##### ROWS

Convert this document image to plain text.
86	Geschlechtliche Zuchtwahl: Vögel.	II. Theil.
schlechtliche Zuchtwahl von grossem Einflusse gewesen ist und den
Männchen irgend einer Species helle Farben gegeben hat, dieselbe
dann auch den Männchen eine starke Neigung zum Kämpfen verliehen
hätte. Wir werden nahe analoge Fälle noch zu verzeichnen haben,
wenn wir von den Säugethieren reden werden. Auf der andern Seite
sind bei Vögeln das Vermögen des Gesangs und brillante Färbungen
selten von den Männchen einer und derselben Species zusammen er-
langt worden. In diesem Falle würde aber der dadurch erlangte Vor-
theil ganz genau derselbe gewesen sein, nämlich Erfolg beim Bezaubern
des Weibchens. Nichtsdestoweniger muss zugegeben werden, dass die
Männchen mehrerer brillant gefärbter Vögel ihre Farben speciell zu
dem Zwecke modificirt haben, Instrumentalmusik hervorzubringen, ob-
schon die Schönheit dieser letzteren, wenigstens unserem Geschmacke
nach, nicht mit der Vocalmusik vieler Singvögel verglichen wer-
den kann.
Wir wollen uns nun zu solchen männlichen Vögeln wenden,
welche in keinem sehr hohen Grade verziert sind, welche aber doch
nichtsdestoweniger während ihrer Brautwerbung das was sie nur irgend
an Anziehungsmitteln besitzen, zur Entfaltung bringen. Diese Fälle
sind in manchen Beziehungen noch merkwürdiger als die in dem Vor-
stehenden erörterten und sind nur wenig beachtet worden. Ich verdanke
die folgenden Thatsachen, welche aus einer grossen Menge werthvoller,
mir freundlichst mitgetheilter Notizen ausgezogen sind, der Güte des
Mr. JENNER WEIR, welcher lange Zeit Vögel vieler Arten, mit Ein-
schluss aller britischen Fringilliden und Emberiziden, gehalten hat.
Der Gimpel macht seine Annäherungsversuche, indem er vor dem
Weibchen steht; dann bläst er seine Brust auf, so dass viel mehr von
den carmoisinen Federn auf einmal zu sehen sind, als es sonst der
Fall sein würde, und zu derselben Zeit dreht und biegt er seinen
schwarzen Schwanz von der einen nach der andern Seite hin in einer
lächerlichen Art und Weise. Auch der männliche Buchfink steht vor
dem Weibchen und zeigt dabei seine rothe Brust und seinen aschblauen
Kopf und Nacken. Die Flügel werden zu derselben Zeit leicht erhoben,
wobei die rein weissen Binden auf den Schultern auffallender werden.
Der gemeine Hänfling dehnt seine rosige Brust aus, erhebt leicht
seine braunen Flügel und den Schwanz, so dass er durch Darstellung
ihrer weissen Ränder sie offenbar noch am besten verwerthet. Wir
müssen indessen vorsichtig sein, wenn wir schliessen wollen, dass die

##########

THE TASK:
Copy each line of the data exactly, leaving nothing out.

SOLUTION FOR THIS PROBLEM:
Convert this document image to plain text.
86	Geschlechtliche Zuchtwahl: Vögel.	II. Theil.
schlechtliche Zuchtwahl von grossem Einflusse gewesen ist und den
Männchen irgend einer Species helle Farben gegeben hat, dieselbe
dann auch den Männchen eine starke Neigung zum Kämpfen verliehen
hätte. Wir werden nahe analoge Fälle noch zu verzeichnen haben,
wenn wir von den Säugethieren reden werden. Auf der andern Seite
sind bei Vögeln das Vermögen des Gesangs und brillante Färbungen
selten von den Männchen einer und derselben Species zusammen er-
langt worden. In diesem Falle würde aber der dadurch erlangte Vor-
theil ganz genau derselbe gewesen sein, nämlich Erfolg beim Bezaubern
des Weibchens. Nichtsdestoweniger muss zugegeben werden, dass die
Männchen mehrerer brillant gefärbter Vögel ihre Farben speciell zu
dem Zwecke modificirt haben, Instrumentalmusik hervorzubringen, ob-
schon die Schönheit dieser letzteren, wenigstens unserem Geschmacke
nach, nicht mit der Vocalmusik vieler Singvögel verglichen wer-
den kann.
Wir wollen uns nun zu solchen männlichen Vögeln wenden,
welche in keinem sehr hohen Grade verziert sind, welche aber doch
nichtsdestoweniger während ihrer Brautwerbung das was sie nur irgend
an Anziehungsmitteln besitzen, zur Entfaltung bringen. Diese Fälle
sind in manchen Beziehungen noch merkwürdiger als die in dem Vor-
stehenden erörterten und sind nur wenig beachtet worden. Ich verdanke
die folgenden Thatsachen, welche aus einer grossen Menge werthvoller,
mir freundlichst mitgetheilter Notizen ausgezogen sind, der Güte des
Mr. JENNER WEIR, welcher lange Zeit Vögel vieler Arten, mit Ein-
schluss aller britischen Fringilliden und Emberiziden, gehalten hat.
Der Gimpel macht seine Annäherungsversuche, indem er vor dem
Weibchen steht; dann bläst er seine Brust auf, so dass viel mehr von
den carmoisinen Federn auf einmal zu sehen sind, als es sonst der
Fall sein würde, und zu derselben Zeit dreht und biegt er seinen
schwarzen Schwanz von der einen nach der andern Seite hin in einer
lächerlichen Art und Weise. Auch der männliche Buchfink steht vor
dem Weibchen und zeigt dabei seine rothe Brust und seinen aschblauen
Kopf und Nacken. Die Flügel werden zu derselben Zeit leicht erhoben,
wobei die rein weissen Binden auf den Schultern auffallender werden.
Der gemeine Hänfling dehnt seine rosige Brust aus, erhebt leicht
seine braunen Flügel und den Schwanz, so dass er durch Darstellung
ihrer weissen Ränder sie offenbar noch am besten verwerthet. Wir
müssen indessen vorsichtig sein, wenn wir schliessen wollen, dass die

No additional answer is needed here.